[Entries with figure data]
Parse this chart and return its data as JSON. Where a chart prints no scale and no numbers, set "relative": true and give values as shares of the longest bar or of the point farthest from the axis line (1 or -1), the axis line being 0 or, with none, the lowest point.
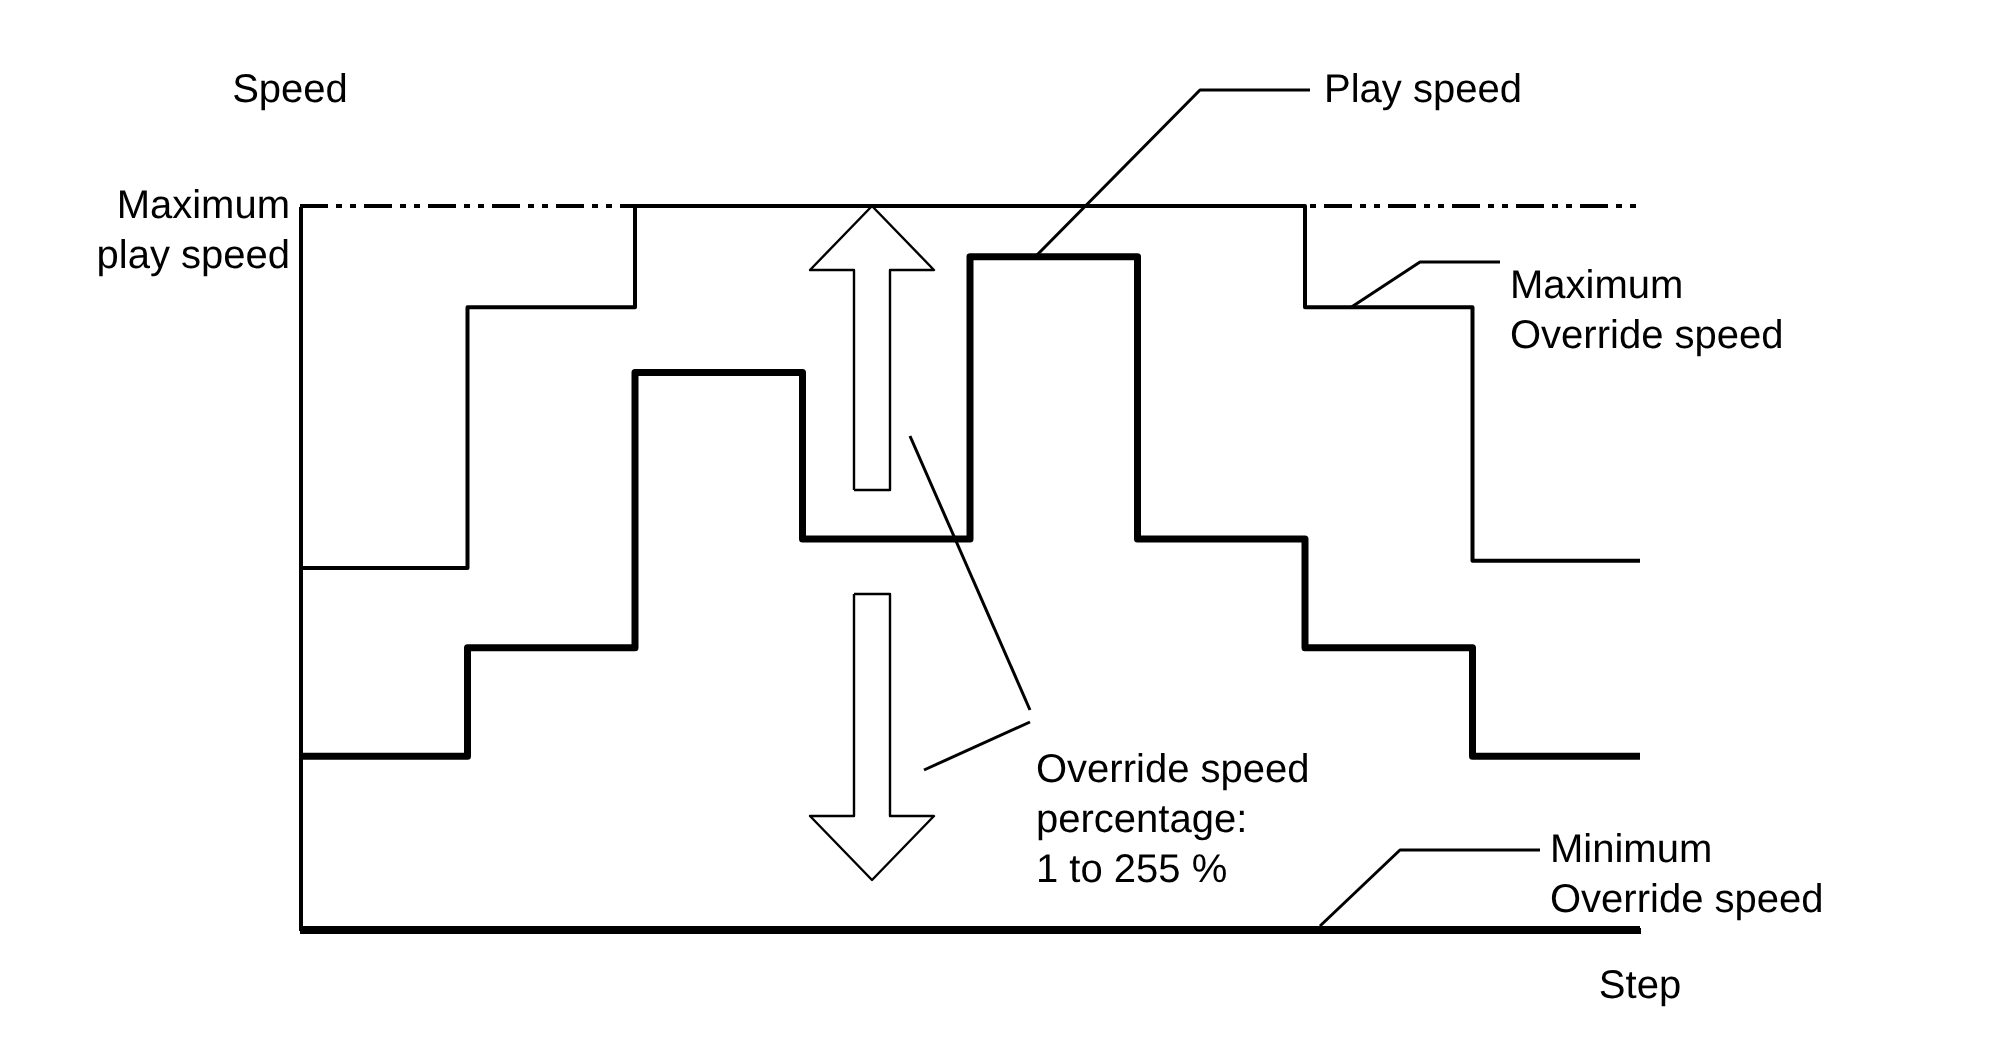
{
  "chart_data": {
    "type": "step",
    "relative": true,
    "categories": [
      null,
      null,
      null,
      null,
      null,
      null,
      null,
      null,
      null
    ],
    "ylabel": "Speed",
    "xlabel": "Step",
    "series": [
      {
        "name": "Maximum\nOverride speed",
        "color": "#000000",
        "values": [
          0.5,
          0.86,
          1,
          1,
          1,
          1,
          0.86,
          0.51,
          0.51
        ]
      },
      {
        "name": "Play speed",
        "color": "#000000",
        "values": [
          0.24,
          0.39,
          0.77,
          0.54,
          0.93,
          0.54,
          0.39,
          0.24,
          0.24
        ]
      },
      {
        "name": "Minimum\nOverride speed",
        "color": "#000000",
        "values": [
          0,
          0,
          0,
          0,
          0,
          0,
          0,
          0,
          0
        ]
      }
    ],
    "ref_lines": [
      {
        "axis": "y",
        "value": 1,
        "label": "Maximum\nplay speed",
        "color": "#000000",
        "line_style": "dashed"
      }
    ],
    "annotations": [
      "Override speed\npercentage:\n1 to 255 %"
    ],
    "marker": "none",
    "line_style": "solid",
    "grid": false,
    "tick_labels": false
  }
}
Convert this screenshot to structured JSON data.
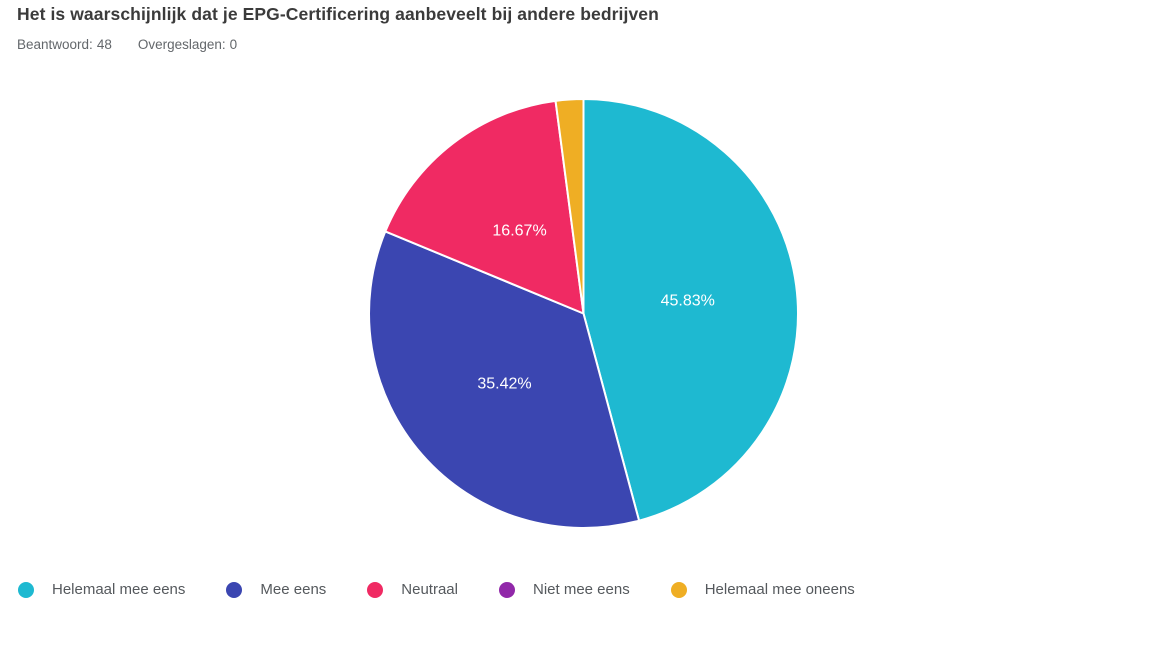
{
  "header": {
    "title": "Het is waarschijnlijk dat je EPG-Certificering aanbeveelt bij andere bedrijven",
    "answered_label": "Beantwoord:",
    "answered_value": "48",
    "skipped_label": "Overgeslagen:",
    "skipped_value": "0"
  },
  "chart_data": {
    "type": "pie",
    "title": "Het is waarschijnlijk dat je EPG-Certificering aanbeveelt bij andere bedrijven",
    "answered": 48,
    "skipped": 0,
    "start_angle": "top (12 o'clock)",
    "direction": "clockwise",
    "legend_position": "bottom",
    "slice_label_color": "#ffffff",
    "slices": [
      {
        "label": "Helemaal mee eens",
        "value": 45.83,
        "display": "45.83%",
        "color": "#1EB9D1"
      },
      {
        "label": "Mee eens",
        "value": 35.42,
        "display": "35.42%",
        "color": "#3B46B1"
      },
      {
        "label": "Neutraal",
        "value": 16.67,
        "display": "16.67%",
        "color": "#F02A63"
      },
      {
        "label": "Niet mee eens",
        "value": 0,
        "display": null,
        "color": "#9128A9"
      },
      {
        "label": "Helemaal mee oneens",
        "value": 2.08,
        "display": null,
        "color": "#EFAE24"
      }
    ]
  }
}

TASK INSTRUCTIONS: Drop the images and quote the entries word for word.

ANSWER TO THE PROBLEM:
Parse this chart and return its data as JSON. Where a chart prints no scale and no numbers, set "relative": true and give values as shares of the longest bar or of the point farthest from the axis line (1 or -1), the axis line being 0 or, with none, the lowest point.
{
  "chart_data": {
    "type": "step",
    "relative": true,
    "categories": [
      null,
      null,
      null,
      null,
      null,
      null,
      null,
      null,
      null
    ],
    "ylabel": "Speed",
    "xlabel": "Step",
    "series": [
      {
        "name": "Maximum\nOverride speed",
        "color": "#000000",
        "values": [
          0.5,
          0.86,
          1,
          1,
          1,
          1,
          0.86,
          0.51,
          0.51
        ]
      },
      {
        "name": "Play speed",
        "color": "#000000",
        "values": [
          0.24,
          0.39,
          0.77,
          0.54,
          0.93,
          0.54,
          0.39,
          0.24,
          0.24
        ]
      },
      {
        "name": "Minimum\nOverride speed",
        "color": "#000000",
        "values": [
          0,
          0,
          0,
          0,
          0,
          0,
          0,
          0,
          0
        ]
      }
    ],
    "ref_lines": [
      {
        "axis": "y",
        "value": 1,
        "label": "Maximum\nplay speed",
        "color": "#000000",
        "line_style": "dashed"
      }
    ],
    "annotations": [
      "Override speed\npercentage:\n1 to 255 %"
    ],
    "marker": "none",
    "line_style": "solid",
    "grid": false,
    "tick_labels": false
  }
}
Convert this screenshot to structured JSON data.
{
  "header": {
    "title": "Het is waarschijnlijk dat je EPG-Certificering aanbeveelt bij andere bedrijven",
    "answered_label": "Beantwoord:",
    "answered_value": "48",
    "skipped_label": "Overgeslagen:",
    "skipped_value": "0"
  },
  "chart_data": {
    "type": "pie",
    "title": "Het is waarschijnlijk dat je EPG-Certificering aanbeveelt bij andere bedrijven",
    "answered": 48,
    "skipped": 0,
    "start_angle": "top (12 o'clock)",
    "direction": "clockwise",
    "legend_position": "bottom",
    "slice_label_color": "#ffffff",
    "slices": [
      {
        "label": "Helemaal mee eens",
        "value": 45.83,
        "display": "45.83%",
        "color": "#1EB9D1"
      },
      {
        "label": "Mee eens",
        "value": 35.42,
        "display": "35.42%",
        "color": "#3B46B1"
      },
      {
        "label": "Neutraal",
        "value": 16.67,
        "display": "16.67%",
        "color": "#F02A63"
      },
      {
        "label": "Niet mee eens",
        "value": 0,
        "display": null,
        "color": "#9128A9"
      },
      {
        "label": "Helemaal mee oneens",
        "value": 2.08,
        "display": null,
        "color": "#EFAE24"
      }
    ]
  }
}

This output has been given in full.